# START OF Records supplied

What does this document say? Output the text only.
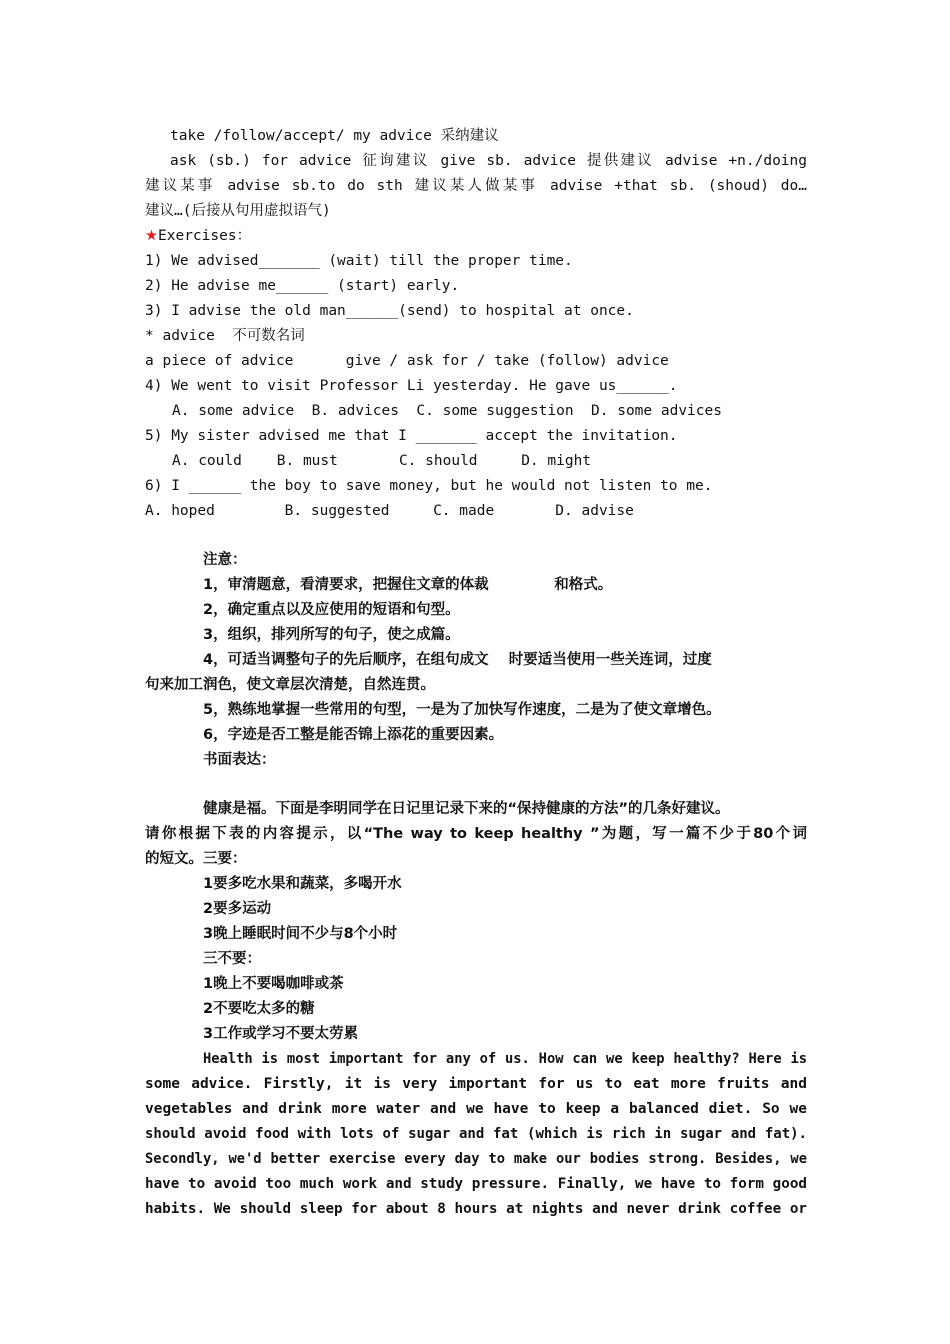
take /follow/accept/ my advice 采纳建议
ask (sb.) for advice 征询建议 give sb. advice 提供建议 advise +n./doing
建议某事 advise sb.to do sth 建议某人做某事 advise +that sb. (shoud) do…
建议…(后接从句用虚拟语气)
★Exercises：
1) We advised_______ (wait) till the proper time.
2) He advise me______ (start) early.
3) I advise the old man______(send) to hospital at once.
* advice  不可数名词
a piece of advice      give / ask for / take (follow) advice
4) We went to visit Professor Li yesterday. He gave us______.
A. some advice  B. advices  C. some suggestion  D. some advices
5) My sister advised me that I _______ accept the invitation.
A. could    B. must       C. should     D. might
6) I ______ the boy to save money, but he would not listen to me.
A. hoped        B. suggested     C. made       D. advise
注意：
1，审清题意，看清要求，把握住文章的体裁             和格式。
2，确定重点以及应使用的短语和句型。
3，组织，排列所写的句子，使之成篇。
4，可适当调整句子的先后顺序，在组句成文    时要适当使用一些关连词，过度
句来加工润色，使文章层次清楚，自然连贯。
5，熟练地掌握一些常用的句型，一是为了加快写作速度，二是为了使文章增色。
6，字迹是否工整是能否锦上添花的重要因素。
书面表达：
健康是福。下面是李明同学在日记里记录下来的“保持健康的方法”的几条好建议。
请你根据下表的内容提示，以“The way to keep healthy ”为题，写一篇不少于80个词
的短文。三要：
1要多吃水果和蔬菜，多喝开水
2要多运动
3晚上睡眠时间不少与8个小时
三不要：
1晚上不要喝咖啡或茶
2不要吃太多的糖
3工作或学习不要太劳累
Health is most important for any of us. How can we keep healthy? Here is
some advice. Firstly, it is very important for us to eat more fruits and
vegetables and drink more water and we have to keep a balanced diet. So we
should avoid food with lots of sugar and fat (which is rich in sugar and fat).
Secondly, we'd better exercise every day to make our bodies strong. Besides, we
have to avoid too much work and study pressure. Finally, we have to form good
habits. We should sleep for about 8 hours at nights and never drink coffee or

# END OF Records supplied

Task directions:
Quote the material exactly. Pictures stay out.

The result:
What does this document say? Output the text only.
take /follow/accept/ my advice 采纳建议
ask (sb.) for advice 征询建议 give sb. advice 提供建议 advise +n./doing
建议某事 advise sb.to do sth 建议某人做某事 advise +that sb. (shoud) do…
建议…(后接从句用虚拟语气)
★Exercises：
1) We advised_______ (wait) till the proper time.
2) He advise me______ (start) early.
3) I advise the old man______(send) to hospital at once.
* advice  不可数名词
a piece of advice      give / ask for / take (follow) advice
4) We went to visit Professor Li yesterday. He gave us______.
A. some advice  B. advices  C. some suggestion  D. some advices
5) My sister advised me that I _______ accept the invitation.
A. could    B. must       C. should     D. might
6) I ______ the boy to save money, but he would not listen to me.
A. hoped        B. suggested     C. made       D. advise
注意：
1，审清题意，看清要求，把握住文章的体裁             和格式。
2，确定重点以及应使用的短语和句型。
3，组织，排列所写的句子，使之成篇。
4，可适当调整句子的先后顺序，在组句成文    时要适当使用一些关连词，过度
句来加工润色，使文章层次清楚，自然连贯。
5，熟练地掌握一些常用的句型，一是为了加快写作速度，二是为了使文章增色。
6，字迹是否工整是能否锦上添花的重要因素。
书面表达：
健康是福。下面是李明同学在日记里记录下来的“保持健康的方法”的几条好建议。
请你根据下表的内容提示，以“The way to keep healthy ”为题，写一篇不少于80个词
的短文。三要：
1要多吃水果和蔬菜，多喝开水
2要多运动
3晚上睡眠时间不少与8个小时
三不要：
1晚上不要喝咖啡或茶
2不要吃太多的糖
3工作或学习不要太劳累
Health is most important for any of us. How can we keep healthy? Here is
some advice. Firstly, it is very important for us to eat more fruits and
vegetables and drink more water and we have to keep a balanced diet. So we
should avoid food with lots of sugar and fat (which is rich in sugar and fat).
Secondly, we'd better exercise every day to make our bodies strong. Besides, we
have to avoid too much work and study pressure. Finally, we have to form good
habits. We should sleep for about 8 hours at nights and never drink coffee or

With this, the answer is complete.